WRITTEN EXERCISE: Print all entries word for word.

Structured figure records
** START **

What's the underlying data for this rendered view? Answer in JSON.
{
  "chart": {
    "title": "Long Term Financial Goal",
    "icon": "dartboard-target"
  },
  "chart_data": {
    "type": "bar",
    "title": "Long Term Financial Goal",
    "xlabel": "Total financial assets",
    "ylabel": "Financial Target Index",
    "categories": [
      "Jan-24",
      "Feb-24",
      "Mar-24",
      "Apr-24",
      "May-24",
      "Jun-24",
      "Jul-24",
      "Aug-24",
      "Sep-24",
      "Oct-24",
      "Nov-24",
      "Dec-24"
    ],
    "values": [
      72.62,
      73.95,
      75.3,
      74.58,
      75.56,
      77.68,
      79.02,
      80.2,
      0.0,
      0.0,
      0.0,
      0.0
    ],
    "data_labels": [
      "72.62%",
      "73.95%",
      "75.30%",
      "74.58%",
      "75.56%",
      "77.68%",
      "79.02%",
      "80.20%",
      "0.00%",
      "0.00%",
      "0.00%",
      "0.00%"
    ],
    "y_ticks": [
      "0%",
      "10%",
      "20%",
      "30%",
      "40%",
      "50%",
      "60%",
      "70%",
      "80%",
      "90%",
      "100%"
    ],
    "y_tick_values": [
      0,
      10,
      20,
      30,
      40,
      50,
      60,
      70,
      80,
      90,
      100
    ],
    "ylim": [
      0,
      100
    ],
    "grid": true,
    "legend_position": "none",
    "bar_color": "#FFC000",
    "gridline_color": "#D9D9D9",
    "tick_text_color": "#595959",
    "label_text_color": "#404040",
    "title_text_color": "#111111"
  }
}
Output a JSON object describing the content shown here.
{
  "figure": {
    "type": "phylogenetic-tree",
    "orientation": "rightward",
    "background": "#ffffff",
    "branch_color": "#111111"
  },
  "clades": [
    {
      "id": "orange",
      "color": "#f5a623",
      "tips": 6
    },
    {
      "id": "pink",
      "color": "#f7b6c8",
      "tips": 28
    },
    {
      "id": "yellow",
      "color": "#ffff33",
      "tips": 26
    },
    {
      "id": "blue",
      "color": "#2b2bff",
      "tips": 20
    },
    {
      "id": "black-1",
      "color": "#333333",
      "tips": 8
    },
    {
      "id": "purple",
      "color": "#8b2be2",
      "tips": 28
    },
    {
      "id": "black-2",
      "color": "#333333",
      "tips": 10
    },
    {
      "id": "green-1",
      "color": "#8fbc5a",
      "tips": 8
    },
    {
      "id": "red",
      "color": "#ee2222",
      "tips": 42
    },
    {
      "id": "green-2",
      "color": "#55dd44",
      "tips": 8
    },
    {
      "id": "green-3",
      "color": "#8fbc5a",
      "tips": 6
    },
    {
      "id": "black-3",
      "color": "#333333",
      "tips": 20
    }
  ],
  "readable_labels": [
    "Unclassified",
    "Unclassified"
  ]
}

** END **

EXPECTED ANSWER:
What's the underlying data for this rendered view? Answer in JSON.
{
  "chart": {
    "title": "Long Term Financial Goal",
    "icon": "dartboard-target"
  },
  "chart_data": {
    "type": "bar",
    "title": "Long Term Financial Goal",
    "xlabel": "Total financial assets",
    "ylabel": "Financial Target Index",
    "categories": [
      "Jan-24",
      "Feb-24",
      "Mar-24",
      "Apr-24",
      "May-24",
      "Jun-24",
      "Jul-24",
      "Aug-24",
      "Sep-24",
      "Oct-24",
      "Nov-24",
      "Dec-24"
    ],
    "values": [
      72.62,
      73.95,
      75.3,
      74.58,
      75.56,
      77.68,
      79.02,
      80.2,
      0.0,
      0.0,
      0.0,
      0.0
    ],
    "data_labels": [
      "72.62%",
      "73.95%",
      "75.30%",
      "74.58%",
      "75.56%",
      "77.68%",
      "79.02%",
      "80.20%",
      "0.00%",
      "0.00%",
      "0.00%",
      "0.00%"
    ],
    "y_ticks": [
      "0%",
      "10%",
      "20%",
      "30%",
      "40%",
      "50%",
      "60%",
      "70%",
      "80%",
      "90%",
      "100%"
    ],
    "y_tick_values": [
      0,
      10,
      20,
      30,
      40,
      50,
      60,
      70,
      80,
      90,
      100
    ],
    "ylim": [
      0,
      100
    ],
    "grid": true,
    "legend_position": "none",
    "bar_color": "#FFC000",
    "gridline_color": "#D9D9D9",
    "tick_text_color": "#595959",
    "label_text_color": "#404040",
    "title_text_color": "#111111"
  }
}
Output a JSON object describing the content shown here.
{
  "figure": {
    "type": "phylogenetic-tree",
    "orientation": "rightward",
    "background": "#ffffff",
    "branch_color": "#111111"
  },
  "clades": [
    {
      "id": "orange",
      "color": "#f5a623",
      "tips": 6
    },
    {
      "id": "pink",
      "color": "#f7b6c8",
      "tips": 28
    },
    {
      "id": "yellow",
      "color": "#ffff33",
      "tips": 26
    },
    {
      "id": "blue",
      "color": "#2b2bff",
      "tips": 20
    },
    {
      "id": "black-1",
      "color": "#333333",
      "tips": 8
    },
    {
      "id": "purple",
      "color": "#8b2be2",
      "tips": 28
    },
    {
      "id": "black-2",
      "color": "#333333",
      "tips": 10
    },
    {
      "id": "green-1",
      "color": "#8fbc5a",
      "tips": 8
    },
    {
      "id": "red",
      "color": "#ee2222",
      "tips": 42
    },
    {
      "id": "green-2",
      "color": "#55dd44",
      "tips": 8
    },
    {
      "id": "green-3",
      "color": "#8fbc5a",
      "tips": 6
    },
    {
      "id": "black-3",
      "color": "#333333",
      "tips": 20
    }
  ],
  "readable_labels": [
    "Unclassified",
    "Unclassified"
  ]
}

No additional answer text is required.